TASK TO CARRY OUT ▸ Give the data below again, word for word.

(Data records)
========

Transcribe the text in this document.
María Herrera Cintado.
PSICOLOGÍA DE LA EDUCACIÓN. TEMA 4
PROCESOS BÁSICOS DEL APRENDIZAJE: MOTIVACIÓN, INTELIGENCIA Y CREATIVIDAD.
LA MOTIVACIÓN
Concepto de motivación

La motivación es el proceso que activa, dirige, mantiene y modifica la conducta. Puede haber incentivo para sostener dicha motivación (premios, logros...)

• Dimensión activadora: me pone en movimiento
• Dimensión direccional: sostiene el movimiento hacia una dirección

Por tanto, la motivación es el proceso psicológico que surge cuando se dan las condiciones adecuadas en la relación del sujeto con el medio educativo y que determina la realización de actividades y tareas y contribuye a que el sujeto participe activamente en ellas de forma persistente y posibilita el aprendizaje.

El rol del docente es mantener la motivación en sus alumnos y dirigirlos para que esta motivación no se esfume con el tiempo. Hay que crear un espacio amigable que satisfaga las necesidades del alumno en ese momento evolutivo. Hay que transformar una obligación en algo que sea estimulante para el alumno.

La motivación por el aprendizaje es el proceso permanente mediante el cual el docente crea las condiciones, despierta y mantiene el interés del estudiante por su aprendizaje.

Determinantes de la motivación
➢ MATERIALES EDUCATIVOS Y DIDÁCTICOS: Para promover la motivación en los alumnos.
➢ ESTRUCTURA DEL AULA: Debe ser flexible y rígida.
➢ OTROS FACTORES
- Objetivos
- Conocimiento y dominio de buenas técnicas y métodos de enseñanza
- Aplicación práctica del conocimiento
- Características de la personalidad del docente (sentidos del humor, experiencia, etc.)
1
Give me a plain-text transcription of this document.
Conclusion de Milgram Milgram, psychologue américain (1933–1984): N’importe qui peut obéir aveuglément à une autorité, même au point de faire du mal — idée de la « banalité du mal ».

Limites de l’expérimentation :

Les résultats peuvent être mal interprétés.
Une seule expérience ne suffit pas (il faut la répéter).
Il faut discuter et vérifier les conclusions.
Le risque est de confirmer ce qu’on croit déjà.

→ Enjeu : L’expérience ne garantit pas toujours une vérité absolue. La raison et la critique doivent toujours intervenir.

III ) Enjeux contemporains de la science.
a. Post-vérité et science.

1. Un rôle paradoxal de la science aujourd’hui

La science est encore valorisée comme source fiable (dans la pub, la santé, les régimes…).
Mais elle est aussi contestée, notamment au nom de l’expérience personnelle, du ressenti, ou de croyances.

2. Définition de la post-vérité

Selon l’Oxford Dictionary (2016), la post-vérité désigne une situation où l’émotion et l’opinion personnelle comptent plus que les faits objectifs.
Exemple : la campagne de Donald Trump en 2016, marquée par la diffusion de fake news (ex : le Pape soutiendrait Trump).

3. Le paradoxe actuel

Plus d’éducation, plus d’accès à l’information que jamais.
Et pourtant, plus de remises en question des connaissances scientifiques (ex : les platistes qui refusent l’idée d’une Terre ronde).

========

OUTPUT BELOW ▸
Transcribe the text in this document.
María Herrera Cintado.
PSICOLOGÍA DE LA EDUCACIÓN. TEMA 4
PROCESOS BÁSICOS DEL APRENDIZAJE: MOTIVACIÓN, INTELIGENCIA Y CREATIVIDAD.
LA MOTIVACIÓN
Concepto de motivación

La motivación es el proceso que activa, dirige, mantiene y modifica la conducta. Puede haber incentivo para sostener dicha motivación (premios, logros...)

• Dimensión activadora: me pone en movimiento
• Dimensión direccional: sostiene el movimiento hacia una dirección

Por tanto, la motivación es el proceso psicológico que surge cuando se dan las condiciones adecuadas en la relación del sujeto con el medio educativo y que determina la realización de actividades y tareas y contribuye a que el sujeto participe activamente en ellas de forma persistente y posibilita el aprendizaje.

El rol del docente es mantener la motivación en sus alumnos y dirigirlos para que esta motivación no se esfume con el tiempo. Hay que crear un espacio amigable que satisfaga las necesidades del alumno en ese momento evolutivo. Hay que transformar una obligación en algo que sea estimulante para el alumno.

La motivación por el aprendizaje es el proceso permanente mediante el cual el docente crea las condiciones, despierta y mantiene el interés del estudiante por su aprendizaje.

Determinantes de la motivación
➢ MATERIALES EDUCATIVOS Y DIDÁCTICOS: Para promover la motivación en los alumnos.
➢ ESTRUCTURA DEL AULA: Debe ser flexible y rígida.
➢ OTROS FACTORES
- Objetivos
- Conocimiento y dominio de buenas técnicas y métodos de enseñanza
- Aplicación práctica del conocimiento
- Características de la personalidad del docente (sentidos del humor, experiencia, etc.)
1
Give me a plain-text transcription of this document.
Conclusion de Milgram Milgram, psychologue américain (1933–1984): N’importe qui peut obéir aveuglément à une autorité, même au point de faire du mal — idée de la « banalité du mal ».

Limites de l’expérimentation :

Les résultats peuvent être mal interprétés.
Une seule expérience ne suffit pas (il faut la répéter).
Il faut discuter et vérifier les conclusions.
Le risque est de confirmer ce qu’on croit déjà.

→ Enjeu : L’expérience ne garantit pas toujours une vérité absolue. La raison et la critique doivent toujours intervenir.

III ) Enjeux contemporains de la science.
a. Post-vérité et science.

1. Un rôle paradoxal de la science aujourd’hui

La science est encore valorisée comme source fiable (dans la pub, la santé, les régimes…).
Mais elle est aussi contestée, notamment au nom de l’expérience personnelle, du ressenti, ou de croyances.

2. Définition de la post-vérité

Selon l’Oxford Dictionary (2016), la post-vérité désigne une situation où l’émotion et l’opinion personnelle comptent plus que les faits objectifs.
Exemple : la campagne de Donald Trump en 2016, marquée par la diffusion de fake news (ex : le Pape soutiendrait Trump).

3. Le paradoxe actuel

Plus d’éducation, plus d’accès à l’information que jamais.
Et pourtant, plus de remises en question des connaissances scientifiques (ex : les platistes qui refusent l’idée d’une Terre ronde).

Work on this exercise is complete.